* _DATA_:
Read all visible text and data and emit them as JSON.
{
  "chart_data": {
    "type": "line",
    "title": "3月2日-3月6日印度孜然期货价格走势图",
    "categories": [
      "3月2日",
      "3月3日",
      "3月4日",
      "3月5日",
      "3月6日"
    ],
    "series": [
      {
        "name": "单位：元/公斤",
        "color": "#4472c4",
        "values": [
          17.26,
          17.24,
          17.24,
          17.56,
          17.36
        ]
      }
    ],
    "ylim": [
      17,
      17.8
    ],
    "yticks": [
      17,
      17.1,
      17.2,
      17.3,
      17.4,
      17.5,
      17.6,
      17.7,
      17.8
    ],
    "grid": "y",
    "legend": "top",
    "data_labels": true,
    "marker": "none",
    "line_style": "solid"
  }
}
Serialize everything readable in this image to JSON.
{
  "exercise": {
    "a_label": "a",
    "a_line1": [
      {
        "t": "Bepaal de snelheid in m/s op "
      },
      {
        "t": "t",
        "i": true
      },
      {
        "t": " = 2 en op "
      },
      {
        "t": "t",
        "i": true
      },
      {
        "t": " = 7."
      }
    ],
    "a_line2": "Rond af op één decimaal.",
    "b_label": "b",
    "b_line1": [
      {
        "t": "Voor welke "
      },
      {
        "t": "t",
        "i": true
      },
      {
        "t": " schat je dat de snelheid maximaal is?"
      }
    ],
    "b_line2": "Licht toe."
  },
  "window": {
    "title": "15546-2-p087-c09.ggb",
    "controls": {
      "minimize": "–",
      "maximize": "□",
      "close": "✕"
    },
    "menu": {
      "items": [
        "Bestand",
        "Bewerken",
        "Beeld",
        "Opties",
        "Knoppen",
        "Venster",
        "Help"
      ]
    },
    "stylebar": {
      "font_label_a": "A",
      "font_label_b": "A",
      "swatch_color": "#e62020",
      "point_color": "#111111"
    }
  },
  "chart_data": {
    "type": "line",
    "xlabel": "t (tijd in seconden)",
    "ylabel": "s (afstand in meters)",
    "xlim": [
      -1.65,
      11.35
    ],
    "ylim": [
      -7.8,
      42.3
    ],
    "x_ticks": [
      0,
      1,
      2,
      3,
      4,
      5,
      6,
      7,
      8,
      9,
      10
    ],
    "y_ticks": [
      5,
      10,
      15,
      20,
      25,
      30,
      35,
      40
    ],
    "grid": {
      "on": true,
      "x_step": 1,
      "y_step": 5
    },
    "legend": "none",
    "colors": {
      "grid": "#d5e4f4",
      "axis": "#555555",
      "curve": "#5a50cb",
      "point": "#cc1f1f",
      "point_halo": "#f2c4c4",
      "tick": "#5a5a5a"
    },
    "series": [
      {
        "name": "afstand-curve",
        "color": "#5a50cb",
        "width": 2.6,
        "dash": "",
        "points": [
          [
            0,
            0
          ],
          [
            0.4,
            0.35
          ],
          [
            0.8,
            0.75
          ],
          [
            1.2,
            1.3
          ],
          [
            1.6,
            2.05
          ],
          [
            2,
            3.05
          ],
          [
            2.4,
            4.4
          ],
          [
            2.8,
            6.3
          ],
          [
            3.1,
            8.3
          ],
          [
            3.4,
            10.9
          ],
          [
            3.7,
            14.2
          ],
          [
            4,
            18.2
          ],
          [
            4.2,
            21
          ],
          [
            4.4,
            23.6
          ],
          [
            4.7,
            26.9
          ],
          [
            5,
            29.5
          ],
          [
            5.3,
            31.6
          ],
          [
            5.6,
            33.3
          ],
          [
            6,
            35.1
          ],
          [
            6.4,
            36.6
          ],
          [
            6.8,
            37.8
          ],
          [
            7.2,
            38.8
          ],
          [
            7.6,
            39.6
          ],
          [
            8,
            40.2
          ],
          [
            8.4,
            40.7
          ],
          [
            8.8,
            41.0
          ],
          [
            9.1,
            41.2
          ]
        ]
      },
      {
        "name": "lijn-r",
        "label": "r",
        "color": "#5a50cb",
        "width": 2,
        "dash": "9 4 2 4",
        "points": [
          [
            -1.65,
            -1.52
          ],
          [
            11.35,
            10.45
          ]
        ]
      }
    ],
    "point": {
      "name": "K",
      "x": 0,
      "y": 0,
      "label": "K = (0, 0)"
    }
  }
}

* _WHAT IS NEEDED_: Copy each line of the data exactly, leaving nothing out.

* _THE RESPONSE_:
Read all visible text and data and emit them as JSON.
{
  "chart_data": {
    "type": "line",
    "title": "3月2日-3月6日印度孜然期货价格走势图",
    "categories": [
      "3月2日",
      "3月3日",
      "3月4日",
      "3月5日",
      "3月6日"
    ],
    "series": [
      {
        "name": "单位：元/公斤",
        "color": "#4472c4",
        "values": [
          17.26,
          17.24,
          17.24,
          17.56,
          17.36
        ]
      }
    ],
    "ylim": [
      17,
      17.8
    ],
    "yticks": [
      17,
      17.1,
      17.2,
      17.3,
      17.4,
      17.5,
      17.6,
      17.7,
      17.8
    ],
    "grid": "y",
    "legend": "top",
    "data_labels": true,
    "marker": "none",
    "line_style": "solid"
  }
}
Serialize everything readable in this image to JSON.
{
  "exercise": {
    "a_label": "a",
    "a_line1": [
      {
        "t": "Bepaal de snelheid in m/s op "
      },
      {
        "t": "t",
        "i": true
      },
      {
        "t": " = 2 en op "
      },
      {
        "t": "t",
        "i": true
      },
      {
        "t": " = 7."
      }
    ],
    "a_line2": "Rond af op één decimaal.",
    "b_label": "b",
    "b_line1": [
      {
        "t": "Voor welke "
      },
      {
        "t": "t",
        "i": true
      },
      {
        "t": " schat je dat de snelheid maximaal is?"
      }
    ],
    "b_line2": "Licht toe."
  },
  "window": {
    "title": "15546-2-p087-c09.ggb",
    "controls": {
      "minimize": "–",
      "maximize": "□",
      "close": "✕"
    },
    "menu": {
      "items": [
        "Bestand",
        "Bewerken",
        "Beeld",
        "Opties",
        "Knoppen",
        "Venster",
        "Help"
      ]
    },
    "stylebar": {
      "font_label_a": "A",
      "font_label_b": "A",
      "swatch_color": "#e62020",
      "point_color": "#111111"
    }
  },
  "chart_data": {
    "type": "line",
    "xlabel": "t (tijd in seconden)",
    "ylabel": "s (afstand in meters)",
    "xlim": [
      -1.65,
      11.35
    ],
    "ylim": [
      -7.8,
      42.3
    ],
    "x_ticks": [
      0,
      1,
      2,
      3,
      4,
      5,
      6,
      7,
      8,
      9,
      10
    ],
    "y_ticks": [
      5,
      10,
      15,
      20,
      25,
      30,
      35,
      40
    ],
    "grid": {
      "on": true,
      "x_step": 1,
      "y_step": 5
    },
    "legend": "none",
    "colors": {
      "grid": "#d5e4f4",
      "axis": "#555555",
      "curve": "#5a50cb",
      "point": "#cc1f1f",
      "point_halo": "#f2c4c4",
      "tick": "#5a5a5a"
    },
    "series": [
      {
        "name": "afstand-curve",
        "color": "#5a50cb",
        "width": 2.6,
        "dash": "",
        "points": [
          [
            0,
            0
          ],
          [
            0.4,
            0.35
          ],
          [
            0.8,
            0.75
          ],
          [
            1.2,
            1.3
          ],
          [
            1.6,
            2.05
          ],
          [
            2,
            3.05
          ],
          [
            2.4,
            4.4
          ],
          [
            2.8,
            6.3
          ],
          [
            3.1,
            8.3
          ],
          [
            3.4,
            10.9
          ],
          [
            3.7,
            14.2
          ],
          [
            4,
            18.2
          ],
          [
            4.2,
            21
          ],
          [
            4.4,
            23.6
          ],
          [
            4.7,
            26.9
          ],
          [
            5,
            29.5
          ],
          [
            5.3,
            31.6
          ],
          [
            5.6,
            33.3
          ],
          [
            6,
            35.1
          ],
          [
            6.4,
            36.6
          ],
          [
            6.8,
            37.8
          ],
          [
            7.2,
            38.8
          ],
          [
            7.6,
            39.6
          ],
          [
            8,
            40.2
          ],
          [
            8.4,
            40.7
          ],
          [
            8.8,
            41.0
          ],
          [
            9.1,
            41.2
          ]
        ]
      },
      {
        "name": "lijn-r",
        "label": "r",
        "color": "#5a50cb",
        "width": 2,
        "dash": "9 4 2 4",
        "points": [
          [
            -1.65,
            -1.52
          ],
          [
            11.35,
            10.45
          ]
        ]
      }
    ],
    "point": {
      "name": "K",
      "x": 0,
      "y": 0,
      "label": "K = (0, 0)"
    }
  }
}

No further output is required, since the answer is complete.